## STATED EXERCISE
Pictures aside, repeat every entry exactly.

>>>>>

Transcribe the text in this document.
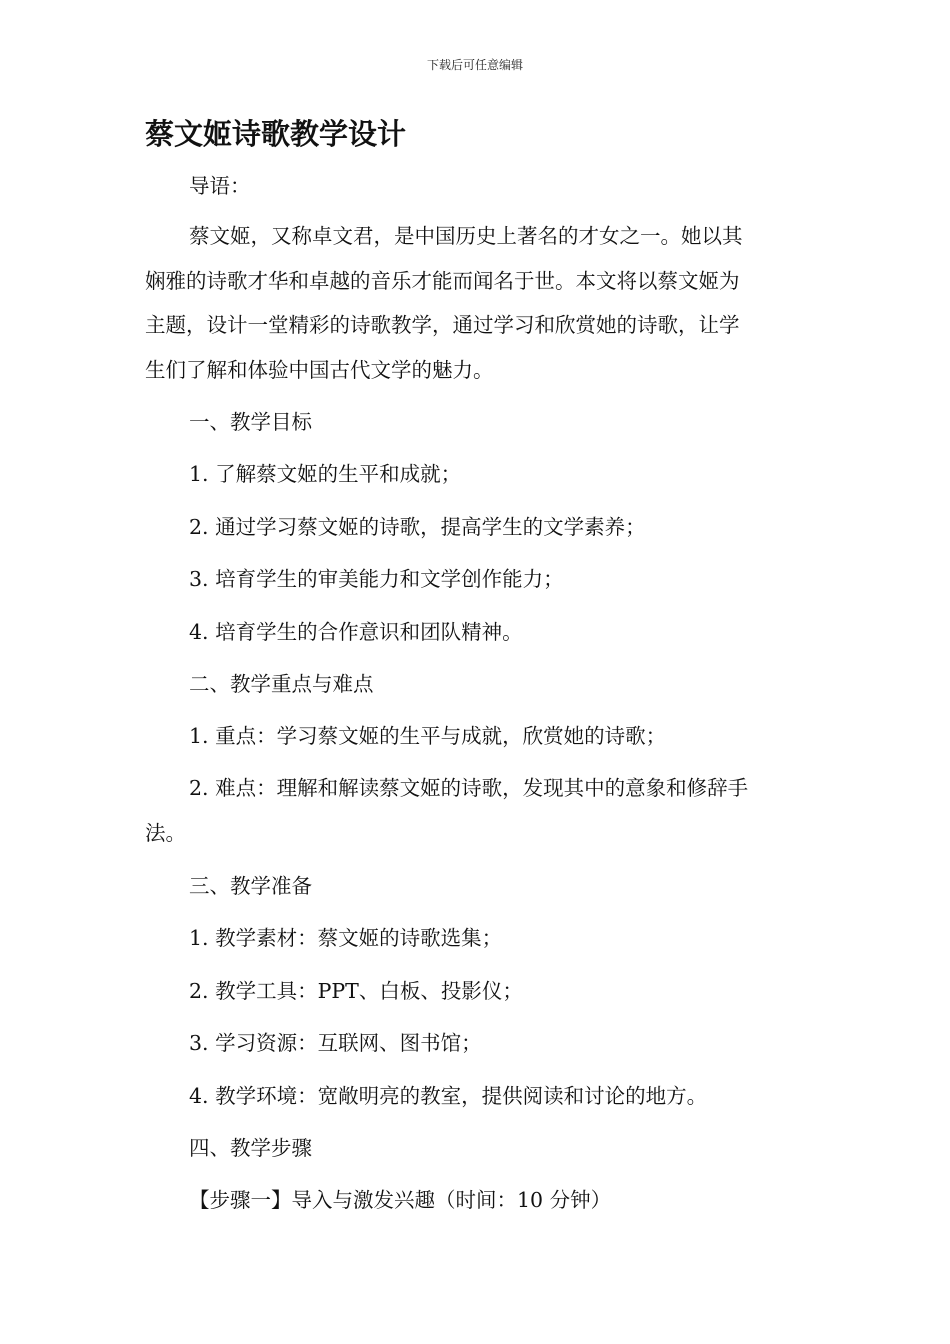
下载后可任意编辑
蔡文姬诗歌教学设计

导语：

蔡文姬，又称卓文君，是中国历史上著名的才女之一。她以其

娴雅的诗歌才华和卓越的音乐才能而闻名于世。本文将以蔡文姬为

主题，设计一堂精彩的诗歌教学，通过学习和欣赏她的诗歌，让学

生们了解和体验中国古代文学的魅力。

一、教学目标

1. 了解蔡文姬的生平和成就；

2. 通过学习蔡文姬的诗歌，提高学生的文学素养；

3. 培育学生的审美能力和文学创作能力；

4. 培育学生的合作意识和团队精神。

二、教学重点与难点

1. 重点：学习蔡文姬的生平与成就，欣赏她的诗歌；

2. 难点：理解和解读蔡文姬的诗歌，发现其中的意象和修辞手

法。

三、教学准备

1. 教学素材：蔡文姬的诗歌选集；

2. 教学工具：PPT、白板、投影仪；

3. 学习资源：互联网、图书馆；

4. 教学环境：宽敞明亮的教室，提供阅读和讨论的地方。

四、教学步骤

【步骤一】导入与激发兴趣（时间：10 分钟）
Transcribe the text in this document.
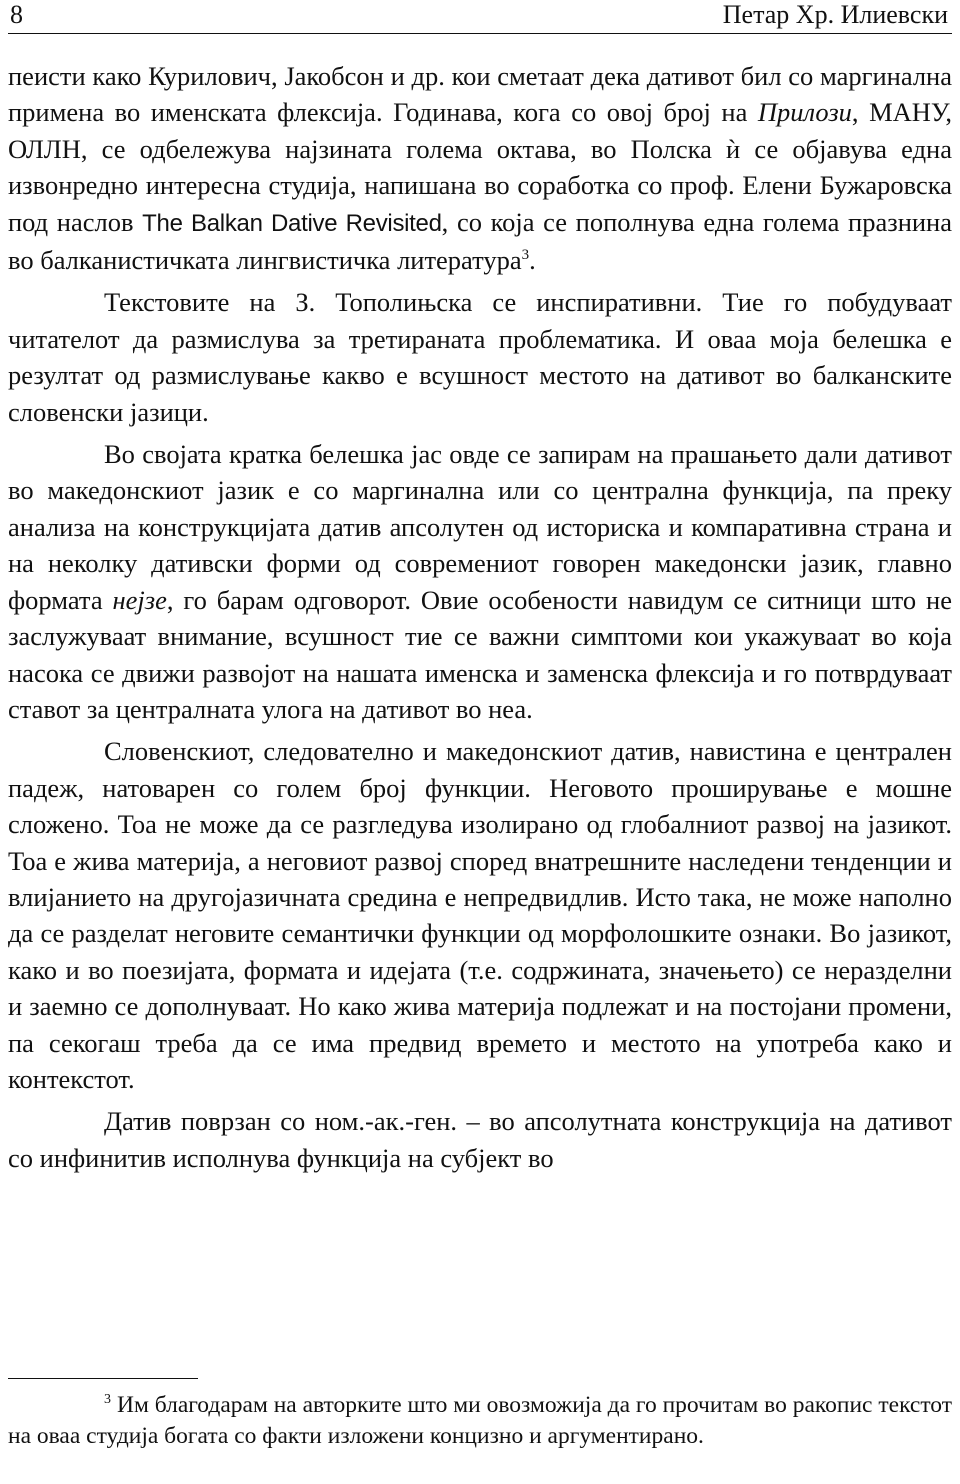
8	Петар Хр. Илиевски

пеисти како Курилович, Јакобсон и др. кои сметаат дека дативот бил со маргинална примена во именската флексија. Годинава, кога со овој број на Прилози, МАНУ, ОЛЛН, се одбележува најзината голема октава, во Полска ѝ се објавува една извонредно интересна студија, напишана во соработка со проф. Елени Бужаровска под наслов The Balkan Dative Revisited, со која се пополнува една голема празнина во балканистичката лингвистичка литература$^3$.

Текстовите на З. Тополињска се инспиративни. Тие го побудуваат читателот да размислува за третираната проблематика. И оваа моја белешка е резултат од размислување какво е всушност местото на дативот во балканските словенски јазици.

Во својата кратка белешка јас овде се запирам на прашањето дали дативот во македонскиот јазик е со маргинална или со централна функција, па преку анализа на конструкцијата датив апсолутен од историска и компаративна страна и на неколку дативски форми од современиот говорен македонски јазик, главно формата нејзе, го барам одговорот. Овие особености навидум се ситници што не заслужуваат внимание, всушност тие се важни симптоми кои укажуваат во која насока се движи развојот на нашата именска и заменска флексија и го потврдуваат ставот за централната улога на дативот во неа.

Словенскиот, следователно и македонскиот датив, навистина е централен падеж, натоварен со голем број функции. Неговото проширување е мошне сложено. Тоа не може да се разгледува изолирано од глобалниот развој на јазикот. Тоа е жива материја, а неговиот развој според внатрешните наследени тенденции и влијанието на другојазичната средина е непредвидлив. Исто така, не може наполно да се разделат неговите семантички функции од морфолошките ознаки. Во јазикот, како и во поезијата, формата и идејата (т.е. содржината, значењето) се неразделни и заемно се дополнуваат. Но како жива материја подлежат и на постојани промени, па секогаш треба да се има предвид времето и местото на употреба како и контекстот.

Датив поврзан со ном.-ак.-ген. – во апсолутната конструкција на дативот со инфинитив исполнува функција на субјект во

$^3$ Им благодарам на авторките што ми овозможија да го прочитам во ракопис текстот на оваа студија богата со факти изложени концизно и аргументирано.
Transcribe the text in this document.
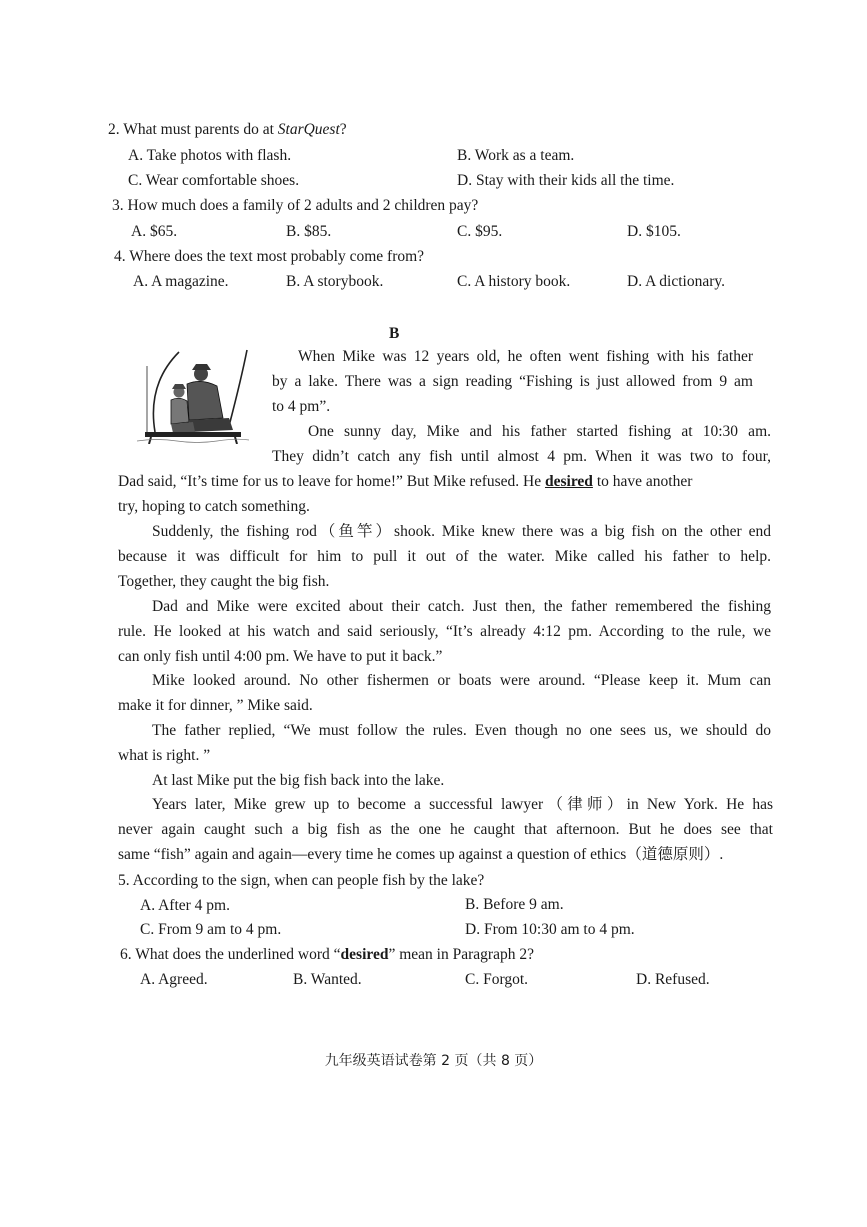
2. What must parents do at StarQuest?
A. Take photos with flash.	B. Work as a team.
C. Wear comfortable shoes.	D. Stay with their kids all the time.
3. How much does a family of 2 adults and 2 children pay?
A. $65.	B. $85.	C. $95.	D. $105.
4. Where does the text most probably come from?
A. A magazine.	B. A storybook.	C. A history book.	D. A dictionary.
B
When Mike was 12 years old, he often went fishing with his father
by a lake. There was a sign reading “Fishing is just allowed from 9 am
to 4 pm”.
One sunny day, Mike and his father started fishing at 10:30 am.
They didn’t catch any fish until almost 4 pm. When it was two to four,
Dad said, “It’s time for us to leave for home!” But Mike refused. He desired to have another
try, hoping to catch something.
Suddenly, the fishing rod（鱼竿）shook. Mike knew there was a big fish on the other end
because it was difficult for him to pull it out of the water. Mike called his father to help.
Together, they caught the big fish.
Dad and Mike were excited about their catch. Just then, the father remembered the fishing
rule. He looked at his watch and said seriously, “It’s already 4:12 pm. According to the rule, we
can only fish until 4:00 pm. We have to put it back.”
Mike looked around. No other fishermen or boats were around. “Please keep it. Mum can
make it for dinner, ” Mike said.
The father replied, “We must follow the rules. Even though no one sees us, we should do
what is right. ”
At last Mike put the big fish back into the lake.
Years later, Mike grew up to become a successful lawyer（律师）in New York. He has
never again caught such a big fish as the one he caught that afternoon. But he does see that
same “fish” again and again—every time he comes up against a question of ethics（道德原则）.
5. According to the sign, when can people fish by the lake?
A. After 4 pm.	B. Before 9 am.
C. From 9 am to 4 pm.	D. From 10:30 am to 4 pm.
6. What does the underlined word “desired” mean in Paragraph 2?
A. Agreed.	B. Wanted.	C. Forgot.	D. Refused.
九年级英语试卷第 2 页（共 8 页）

<<<<<

## RIGHT ANSWER
Transcribe the text in this document.
下载后可任意编辑
蔡文姬诗歌教学设计

导语：

蔡文姬，又称卓文君，是中国历史上著名的才女之一。她以其

娴雅的诗歌才华和卓越的音乐才能而闻名于世。本文将以蔡文姬为

主题，设计一堂精彩的诗歌教学，通过学习和欣赏她的诗歌，让学

生们了解和体验中国古代文学的魅力。

一、教学目标

1. 了解蔡文姬的生平和成就；

2. 通过学习蔡文姬的诗歌，提高学生的文学素养；

3. 培育学生的审美能力和文学创作能力；

4. 培育学生的合作意识和团队精神。

二、教学重点与难点

1. 重点：学习蔡文姬的生平与成就，欣赏她的诗歌；

2. 难点：理解和解读蔡文姬的诗歌，发现其中的意象和修辞手

法。

三、教学准备

1. 教学素材：蔡文姬的诗歌选集；

2. 教学工具：PPT、白板、投影仪；

3. 学习资源：互联网、图书馆；

4. 教学环境：宽敞明亮的教室，提供阅读和讨论的地方。

四、教学步骤

【步骤一】导入与激发兴趣（时间：10 分钟）
Transcribe the text in this document.
8	Петар Хр. Илиевски

пеисти како Курилович, Јакобсон и др. кои сметаат дека дативот бил со маргинална примена во именската флексија. Годинава, кога со овој број на Прилози, МАНУ, ОЛЛН, се одбележува најзината голема октава, во Полска ѝ се објавува една извонредно интересна студија, напишана во соработка со проф. Елени Бужаровска под наслов The Balkan Dative Revisited, со која се пополнува една голема празнина во балканистичката лингвистичка литература$^3$.

Текстовите на З. Тополињска се инспиративни. Тие го побудуваат читателот да размислува за третираната проблематика. И оваа моја белешка е резултат од размислување какво е всушност местото на дативот во балканските словенски јазици.

Во својата кратка белешка јас овде се запирам на прашањето дали дативот во македонскиот јазик е со маргинална или со централна функција, па преку анализа на конструкцијата датив апсолутен од историска и компаративна страна и на неколку дативски форми од современиот говорен македонски јазик, главно формата нејзе, го барам одговорот. Овие особености навидум се ситници што не заслужуваат внимание, всушност тие се важни симптоми кои укажуваат во која насока се движи развојот на нашата именска и заменска флексија и го потврдуваат ставот за централната улога на дативот во неа.

Словенскиот, следователно и македонскиот датив, навистина е централен падеж, натоварен со голем број функции. Неговото проширување е мошне сложено. Тоа не може да се разгледува изолирано од глобалниот развој на јазикот. Тоа е жива материја, а неговиот развој според внатрешните наследени тенденции и влијанието на другојазичната средина е непредвидлив. Исто така, не може наполно да се разделат неговите семантички функции од морфолошките ознаки. Во јазикот, како и во поезијата, формата и идејата (т.е. содржината, значењето) се неразделни и заемно се дополнуваат. Но како жива материја подлежат и на постојани промени, па секогаш треба да се има предвид времето и местото на употреба како и контекстот.

Датив поврзан со ном.-ак.-ген. – во апсолутната конструкција на дативот со инфинитив исполнува функција на субјект во

$^3$ Им благодарам на авторките што ми овозможија да го прочитам во ракопис текстот на оваа студија богата со факти изложени концизно и аргументирано.
Transcribe the text in this document.
2. What must parents do at StarQuest?
A. Take photos with flash.	B. Work as a team.
C. Wear comfortable shoes.	D. Stay with their kids all the time.
3. How much does a family of 2 adults and 2 children pay?
A. $65.	B. $85.	C. $95.	D. $105.
4. Where does the text most probably come from?
A. A magazine.	B. A storybook.	C. A history book.	D. A dictionary.
B
When Mike was 12 years old, he often went fishing with his father
by a lake. There was a sign reading “Fishing is just allowed from 9 am
to 4 pm”.
One sunny day, Mike and his father started fishing at 10:30 am.
They didn’t catch any fish until almost 4 pm. When it was two to four,
Dad said, “It’s time for us to leave for home!” But Mike refused. He desired to have another
try, hoping to catch something.
Suddenly, the fishing rod（鱼竿）shook. Mike knew there was a big fish on the other end
because it was difficult for him to pull it out of the water. Mike called his father to help.
Together, they caught the big fish.
Dad and Mike were excited about their catch. Just then, the father remembered the fishing
rule. He looked at his watch and said seriously, “It’s already 4:12 pm. According to the rule, we
can only fish until 4:00 pm. We have to put it back.”
Mike looked around. No other fishermen or boats were around. “Please keep it. Mum can
make it for dinner, ” Mike said.
The father replied, “We must follow the rules. Even though no one sees us, we should do
what is right. ”
At last Mike put the big fish back into the lake.
Years later, Mike grew up to become a successful lawyer（律师）in New York. He has
never again caught such a big fish as the one he caught that afternoon. But he does see that
same “fish” again and again—every time he comes up against a question of ethics（道德原则）.
5. According to the sign, when can people fish by the lake?
A. After 4 pm.	B. Before 9 am.
C. From 9 am to 4 pm.	D. From 10:30 am to 4 pm.
6. What does the underlined word “desired” mean in Paragraph 2?
A. Agreed.	B. Wanted.	C. Forgot.	D. Refused.
九年级英语试卷第 2 页（共 8 页）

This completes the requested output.